Stated task:
Look through the material below for "before". Copy every line that contains it.

Record list:
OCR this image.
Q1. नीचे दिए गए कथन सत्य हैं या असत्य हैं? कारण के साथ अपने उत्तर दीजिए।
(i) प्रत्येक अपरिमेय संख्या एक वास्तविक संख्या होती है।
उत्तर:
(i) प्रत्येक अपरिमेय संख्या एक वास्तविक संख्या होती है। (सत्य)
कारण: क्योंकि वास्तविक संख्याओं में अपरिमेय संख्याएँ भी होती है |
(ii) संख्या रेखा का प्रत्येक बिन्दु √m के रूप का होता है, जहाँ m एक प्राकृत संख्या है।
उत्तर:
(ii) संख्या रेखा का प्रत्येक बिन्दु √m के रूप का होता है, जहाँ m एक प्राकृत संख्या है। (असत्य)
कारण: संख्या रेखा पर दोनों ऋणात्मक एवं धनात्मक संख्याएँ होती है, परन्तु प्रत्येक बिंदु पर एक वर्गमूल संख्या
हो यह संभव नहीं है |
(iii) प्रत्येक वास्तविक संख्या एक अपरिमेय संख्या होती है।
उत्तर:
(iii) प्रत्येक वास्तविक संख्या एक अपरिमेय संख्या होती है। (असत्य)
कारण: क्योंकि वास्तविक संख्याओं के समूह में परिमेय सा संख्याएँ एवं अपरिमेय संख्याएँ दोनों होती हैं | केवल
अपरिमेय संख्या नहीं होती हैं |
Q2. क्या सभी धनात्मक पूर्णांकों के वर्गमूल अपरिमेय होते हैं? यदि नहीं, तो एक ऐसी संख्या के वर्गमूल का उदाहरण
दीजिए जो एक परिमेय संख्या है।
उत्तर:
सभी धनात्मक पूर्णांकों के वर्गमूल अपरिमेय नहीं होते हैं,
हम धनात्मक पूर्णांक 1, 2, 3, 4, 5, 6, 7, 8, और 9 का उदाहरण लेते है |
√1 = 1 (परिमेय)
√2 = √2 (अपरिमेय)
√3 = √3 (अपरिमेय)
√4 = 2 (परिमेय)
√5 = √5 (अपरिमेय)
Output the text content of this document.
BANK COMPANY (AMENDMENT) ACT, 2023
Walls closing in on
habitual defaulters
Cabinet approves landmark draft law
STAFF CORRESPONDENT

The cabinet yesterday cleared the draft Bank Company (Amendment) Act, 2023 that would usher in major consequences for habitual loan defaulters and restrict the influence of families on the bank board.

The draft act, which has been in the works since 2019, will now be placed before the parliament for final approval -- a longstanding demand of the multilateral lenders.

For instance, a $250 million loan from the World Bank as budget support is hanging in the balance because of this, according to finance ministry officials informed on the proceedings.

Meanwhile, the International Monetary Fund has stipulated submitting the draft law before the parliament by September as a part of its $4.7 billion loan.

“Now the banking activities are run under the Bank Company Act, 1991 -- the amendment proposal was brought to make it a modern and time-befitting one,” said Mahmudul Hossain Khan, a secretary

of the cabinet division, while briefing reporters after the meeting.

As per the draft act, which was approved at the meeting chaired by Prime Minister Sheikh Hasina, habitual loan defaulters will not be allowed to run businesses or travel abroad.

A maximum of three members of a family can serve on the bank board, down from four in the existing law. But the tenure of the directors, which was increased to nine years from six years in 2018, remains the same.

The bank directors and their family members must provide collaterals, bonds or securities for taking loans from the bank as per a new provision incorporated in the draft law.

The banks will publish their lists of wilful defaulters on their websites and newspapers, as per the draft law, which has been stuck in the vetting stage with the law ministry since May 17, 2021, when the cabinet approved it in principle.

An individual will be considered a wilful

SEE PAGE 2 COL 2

Solution for this problem:
The draft act, which has been in the works since 2019, will now be placed before the parliament for final approval -- a longstanding demand of the multilateral lenders.
Meanwhile, the International Monetary Fund has stipulated submitting the draft law before the parliament by September as a part of its $4.7 billion loan.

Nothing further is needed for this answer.